**ENTRIES SHOWN**
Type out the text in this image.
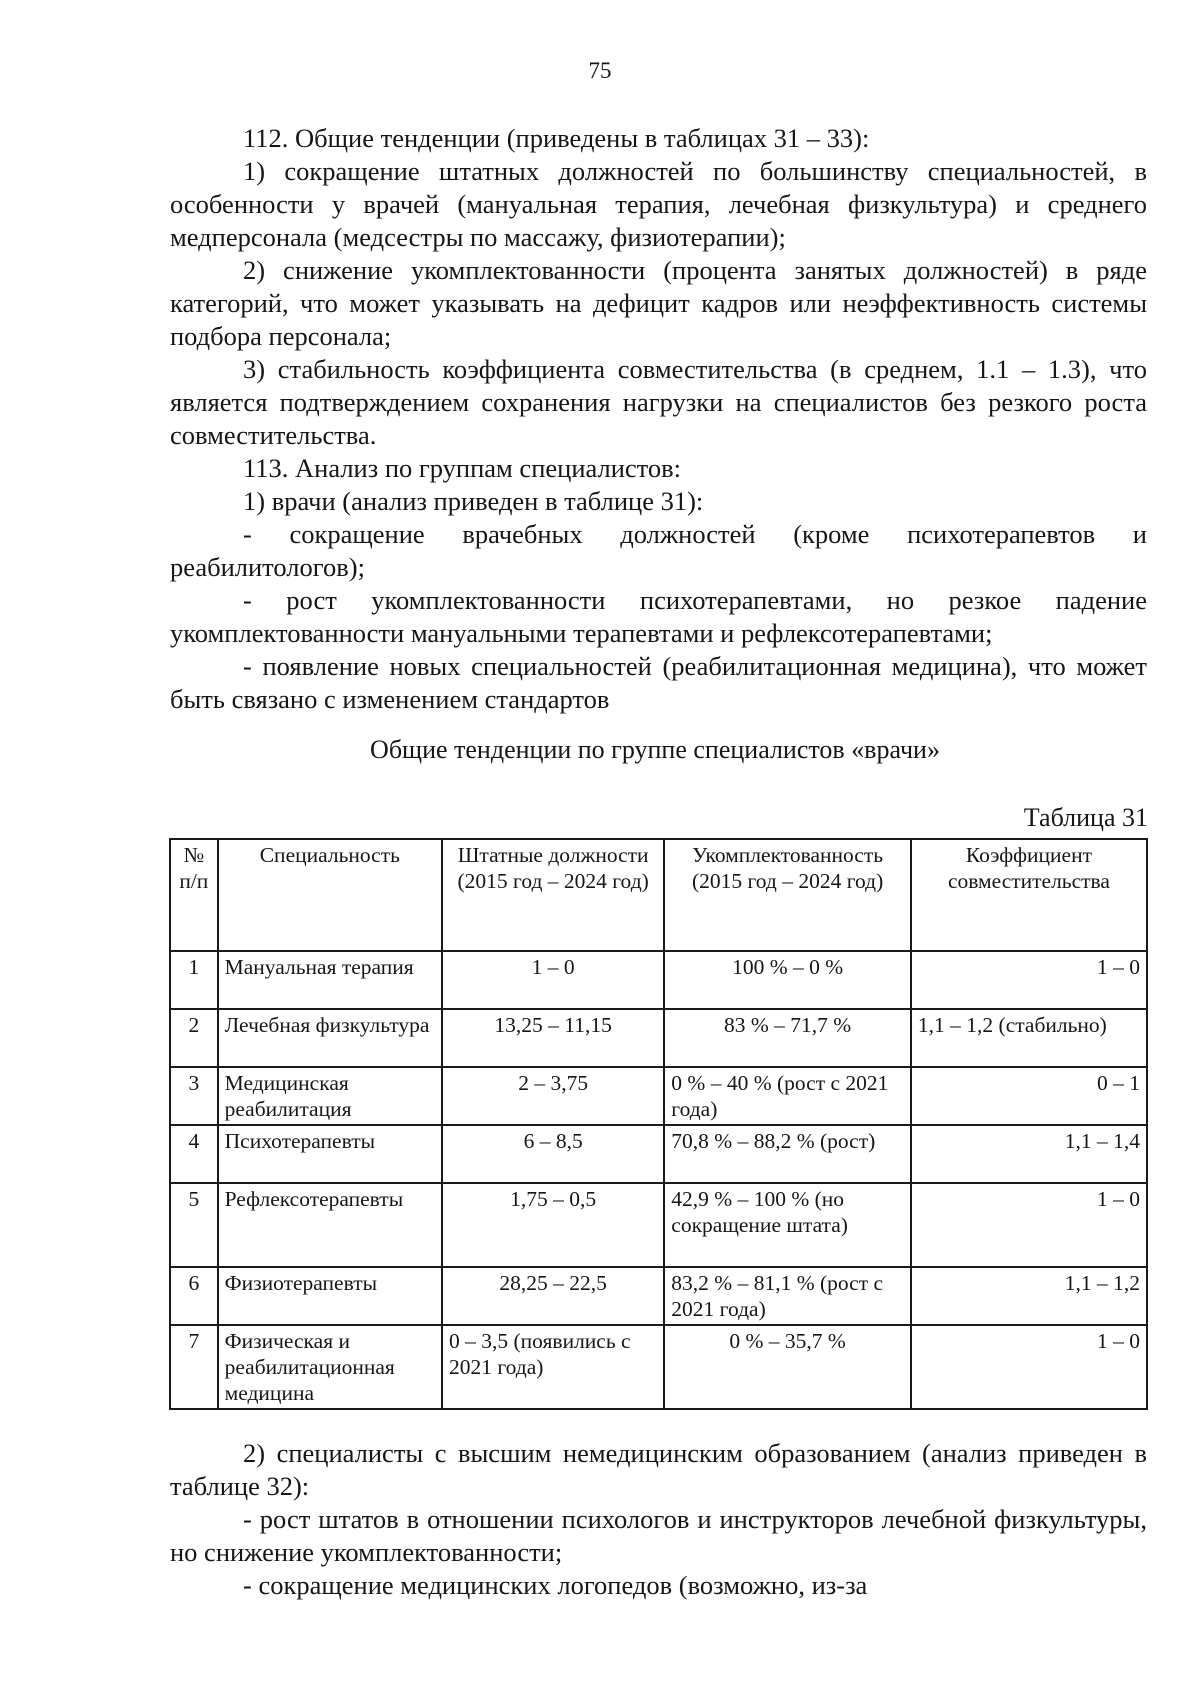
75

112. Общие тенденции (приведены в таблицах 31 – 33):

1) сокращение штатных должностей по большинству специальностей, в особенности у врачей (мануальная терапия, лечебная физкультура) и среднего медперсонала (медсестры по массажу, физиотерапии);

2) снижение укомплектованности (процента занятых должностей) в ряде категорий, что может указывать на дефицит кадров или неэффективность системы подбора персонала;

3) стабильность коэффициента совместительства (в среднем, 1.1 – 1.3), что является подтверждением сохранения нагрузки на специалистов без резкого роста совместительства.

113. Анализ по группам специалистов:

1) врачи (анализ приведен в таблице 31):

- сокращение врачебных должностей (кроме психотерапевтов и реабилитологов);

- рост укомплектованности психотерапевтами, но резкое падение укомплектованности мануальными терапевтами и рефлексотерапевтами;

- появление новых специальностей (реабилитационная медицина), что может быть связано с изменением стандартов

Общие тенденции по группе специалистов «врачи»
Таблица 31
№ п/п	Специальность	Штатные должности (2015 год – 2024 год)	Укомплектованность (2015 год – 2024 год)	Коэффициент совместительства
1	Мануальная терапия	1 – 0	100 % – 0 %	1 – 0
2	Лечебная физкультура	13,25 – 11,15	83 % – 71,7 %	1,1 – 1,2 (стабильно)
3	Медицинская реабилитация	2 – 3,75	0 % – 40 % (рост с 2021 года)	0 – 1
4	Психотерапевты	6 – 8,5	70,8 % – 88,2 % (рост)	1,1 – 1,4
5	Рефлексотерапевты	1,75 – 0,5	42,9 % – 100 % (но сокращение штата)	1 – 0
6	Физиотерапевты	28,25 – 22,5	83,2 % – 81,1 % (рост с 2021 года)	1,1 – 1,2
7	Физическая и реабилитационная медицина	0 – 3,5 (появились с 2021 года)	0 % – 35,7 %	1 – 0

2) специалисты с высшим немедицинским образованием (анализ приведен в таблице 32):

- рост штатов в отношении психологов и инструкторов лечебной физкультуры, но снижение укомплектованности;

- сокращение медицинских логопедов (возможно, из-за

**STATED PROBLEM**
List each line holding the string "таблице".

**FINAL RESULT**
1) врачи (анализ приведен в таблице 31):
2) специалисты с высшим немедицинским образованием (анализ приведен в таблице 32):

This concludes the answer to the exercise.